> [Instructions to follow] Write out, character for character, the lines from the very first one through the line containing "wishlist-button[interactable]: ♡ xyxy=(630,2218,660,2248)", inclusive.

## Begin Working data

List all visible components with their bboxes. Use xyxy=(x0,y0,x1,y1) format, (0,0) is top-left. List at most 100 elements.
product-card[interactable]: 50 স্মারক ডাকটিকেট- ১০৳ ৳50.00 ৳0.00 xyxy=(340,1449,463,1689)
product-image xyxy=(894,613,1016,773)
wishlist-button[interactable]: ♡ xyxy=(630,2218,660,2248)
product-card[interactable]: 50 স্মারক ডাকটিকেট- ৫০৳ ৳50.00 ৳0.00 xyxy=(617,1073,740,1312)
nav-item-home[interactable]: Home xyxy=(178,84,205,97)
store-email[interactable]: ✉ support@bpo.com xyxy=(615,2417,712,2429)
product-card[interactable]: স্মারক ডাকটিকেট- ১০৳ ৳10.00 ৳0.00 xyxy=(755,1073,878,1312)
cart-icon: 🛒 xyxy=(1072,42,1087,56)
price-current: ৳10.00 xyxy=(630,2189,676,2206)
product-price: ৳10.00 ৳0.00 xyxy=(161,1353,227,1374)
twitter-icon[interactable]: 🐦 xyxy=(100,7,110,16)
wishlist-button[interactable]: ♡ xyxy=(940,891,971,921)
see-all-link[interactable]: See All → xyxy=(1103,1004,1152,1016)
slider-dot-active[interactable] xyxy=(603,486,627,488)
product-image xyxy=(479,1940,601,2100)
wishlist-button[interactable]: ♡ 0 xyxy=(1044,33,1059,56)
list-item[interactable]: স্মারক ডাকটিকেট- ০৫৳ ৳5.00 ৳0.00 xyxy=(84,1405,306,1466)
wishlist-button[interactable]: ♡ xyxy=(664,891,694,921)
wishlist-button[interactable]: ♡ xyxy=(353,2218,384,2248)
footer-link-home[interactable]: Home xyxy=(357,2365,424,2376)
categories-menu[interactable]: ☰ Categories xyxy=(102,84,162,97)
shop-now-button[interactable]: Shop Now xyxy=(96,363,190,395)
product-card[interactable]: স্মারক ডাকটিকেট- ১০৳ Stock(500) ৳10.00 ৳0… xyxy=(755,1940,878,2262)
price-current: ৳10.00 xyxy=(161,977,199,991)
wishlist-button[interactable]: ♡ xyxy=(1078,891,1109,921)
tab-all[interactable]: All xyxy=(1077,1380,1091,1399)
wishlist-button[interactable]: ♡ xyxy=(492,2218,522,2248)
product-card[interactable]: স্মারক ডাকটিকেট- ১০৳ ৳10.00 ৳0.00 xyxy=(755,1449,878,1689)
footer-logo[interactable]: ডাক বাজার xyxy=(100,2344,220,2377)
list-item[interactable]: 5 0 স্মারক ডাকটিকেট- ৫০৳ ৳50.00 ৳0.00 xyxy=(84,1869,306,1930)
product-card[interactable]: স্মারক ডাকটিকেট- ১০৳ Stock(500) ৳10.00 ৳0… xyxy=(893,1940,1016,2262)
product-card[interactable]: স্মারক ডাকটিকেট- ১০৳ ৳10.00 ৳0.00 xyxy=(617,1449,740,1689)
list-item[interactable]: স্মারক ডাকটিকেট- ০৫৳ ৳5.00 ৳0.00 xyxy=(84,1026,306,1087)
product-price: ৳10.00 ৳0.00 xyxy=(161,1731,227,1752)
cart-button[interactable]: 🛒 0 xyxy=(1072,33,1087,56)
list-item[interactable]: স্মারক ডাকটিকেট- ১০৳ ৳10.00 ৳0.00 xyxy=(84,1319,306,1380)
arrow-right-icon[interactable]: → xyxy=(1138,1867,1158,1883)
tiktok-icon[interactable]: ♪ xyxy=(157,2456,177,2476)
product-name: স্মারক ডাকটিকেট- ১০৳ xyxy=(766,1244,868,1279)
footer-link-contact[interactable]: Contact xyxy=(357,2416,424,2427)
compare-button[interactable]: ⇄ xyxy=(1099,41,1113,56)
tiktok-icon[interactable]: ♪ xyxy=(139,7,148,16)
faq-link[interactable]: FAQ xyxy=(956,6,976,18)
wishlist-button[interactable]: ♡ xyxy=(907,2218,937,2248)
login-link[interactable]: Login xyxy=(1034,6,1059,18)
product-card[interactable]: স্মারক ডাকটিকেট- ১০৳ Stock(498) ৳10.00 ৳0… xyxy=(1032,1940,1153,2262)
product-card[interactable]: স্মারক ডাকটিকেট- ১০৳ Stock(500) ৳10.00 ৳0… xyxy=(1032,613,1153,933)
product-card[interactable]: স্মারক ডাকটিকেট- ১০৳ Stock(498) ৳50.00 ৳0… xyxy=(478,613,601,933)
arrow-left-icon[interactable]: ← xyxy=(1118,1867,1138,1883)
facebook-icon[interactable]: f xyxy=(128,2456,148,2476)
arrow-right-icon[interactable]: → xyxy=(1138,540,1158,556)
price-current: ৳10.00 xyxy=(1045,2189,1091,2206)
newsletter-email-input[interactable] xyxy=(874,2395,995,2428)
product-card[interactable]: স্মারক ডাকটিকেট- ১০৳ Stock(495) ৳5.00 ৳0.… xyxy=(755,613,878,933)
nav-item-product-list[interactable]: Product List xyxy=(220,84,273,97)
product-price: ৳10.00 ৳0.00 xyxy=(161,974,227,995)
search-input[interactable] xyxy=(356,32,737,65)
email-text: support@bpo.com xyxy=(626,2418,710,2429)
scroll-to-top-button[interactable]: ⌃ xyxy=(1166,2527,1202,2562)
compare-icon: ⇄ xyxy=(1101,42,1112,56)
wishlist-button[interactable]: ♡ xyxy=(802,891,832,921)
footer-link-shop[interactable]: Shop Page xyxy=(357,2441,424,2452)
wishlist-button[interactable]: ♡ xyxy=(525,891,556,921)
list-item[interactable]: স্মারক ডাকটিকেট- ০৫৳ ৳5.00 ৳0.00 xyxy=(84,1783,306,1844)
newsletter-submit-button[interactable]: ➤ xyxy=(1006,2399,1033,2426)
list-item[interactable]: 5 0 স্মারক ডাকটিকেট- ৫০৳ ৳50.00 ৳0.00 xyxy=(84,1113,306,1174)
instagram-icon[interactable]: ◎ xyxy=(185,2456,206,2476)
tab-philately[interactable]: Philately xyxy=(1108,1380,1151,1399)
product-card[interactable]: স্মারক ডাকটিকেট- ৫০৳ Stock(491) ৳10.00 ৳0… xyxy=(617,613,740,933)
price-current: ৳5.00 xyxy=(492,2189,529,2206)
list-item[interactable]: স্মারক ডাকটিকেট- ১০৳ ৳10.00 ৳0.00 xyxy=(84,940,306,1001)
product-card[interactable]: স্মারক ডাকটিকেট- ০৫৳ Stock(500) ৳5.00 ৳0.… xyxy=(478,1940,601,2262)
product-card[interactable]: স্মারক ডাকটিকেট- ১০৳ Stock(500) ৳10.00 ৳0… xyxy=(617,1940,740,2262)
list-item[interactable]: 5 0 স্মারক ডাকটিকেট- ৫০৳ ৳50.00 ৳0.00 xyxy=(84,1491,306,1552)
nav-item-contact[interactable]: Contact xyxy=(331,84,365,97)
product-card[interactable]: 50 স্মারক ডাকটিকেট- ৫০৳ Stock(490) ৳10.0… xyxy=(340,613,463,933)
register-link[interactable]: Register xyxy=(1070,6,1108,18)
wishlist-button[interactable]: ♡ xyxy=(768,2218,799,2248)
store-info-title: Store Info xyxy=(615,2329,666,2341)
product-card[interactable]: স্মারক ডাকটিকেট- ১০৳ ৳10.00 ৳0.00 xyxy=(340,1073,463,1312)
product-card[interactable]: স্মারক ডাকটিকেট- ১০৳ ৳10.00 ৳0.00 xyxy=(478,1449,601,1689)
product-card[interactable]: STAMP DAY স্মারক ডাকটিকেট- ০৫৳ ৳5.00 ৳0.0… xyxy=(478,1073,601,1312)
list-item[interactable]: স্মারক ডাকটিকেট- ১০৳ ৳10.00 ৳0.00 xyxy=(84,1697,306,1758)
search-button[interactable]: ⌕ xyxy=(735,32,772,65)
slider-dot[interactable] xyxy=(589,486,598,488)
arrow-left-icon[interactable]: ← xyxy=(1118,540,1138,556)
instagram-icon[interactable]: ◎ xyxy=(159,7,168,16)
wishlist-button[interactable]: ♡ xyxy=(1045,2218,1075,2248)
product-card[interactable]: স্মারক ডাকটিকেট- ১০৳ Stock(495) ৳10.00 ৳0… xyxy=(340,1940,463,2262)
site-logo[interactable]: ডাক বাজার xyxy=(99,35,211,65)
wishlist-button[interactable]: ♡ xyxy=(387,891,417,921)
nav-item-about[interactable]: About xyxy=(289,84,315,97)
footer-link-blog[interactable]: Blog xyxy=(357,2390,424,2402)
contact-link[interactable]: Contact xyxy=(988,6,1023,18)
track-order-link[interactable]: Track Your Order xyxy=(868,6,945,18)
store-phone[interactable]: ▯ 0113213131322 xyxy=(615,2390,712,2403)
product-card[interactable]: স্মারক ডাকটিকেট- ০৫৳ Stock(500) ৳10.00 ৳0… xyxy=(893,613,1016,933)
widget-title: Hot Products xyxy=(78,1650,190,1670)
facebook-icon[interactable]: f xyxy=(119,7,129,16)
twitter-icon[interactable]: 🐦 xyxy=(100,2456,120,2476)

## End Working data

> [The output]
List all visible components with their bboxes. Use xyxy=(x0,y0,x1,y1) format, (0,0) is top-left. List at most 100 elements.
product-card[interactable]: 50 স্মারক ডাকটিকেট- ১০৳ ৳50.00 ৳0.00 xyxy=(340,1449,463,1689)
product-image xyxy=(894,613,1016,773)
wishlist-button[interactable]: ♡ xyxy=(630,2218,660,2248)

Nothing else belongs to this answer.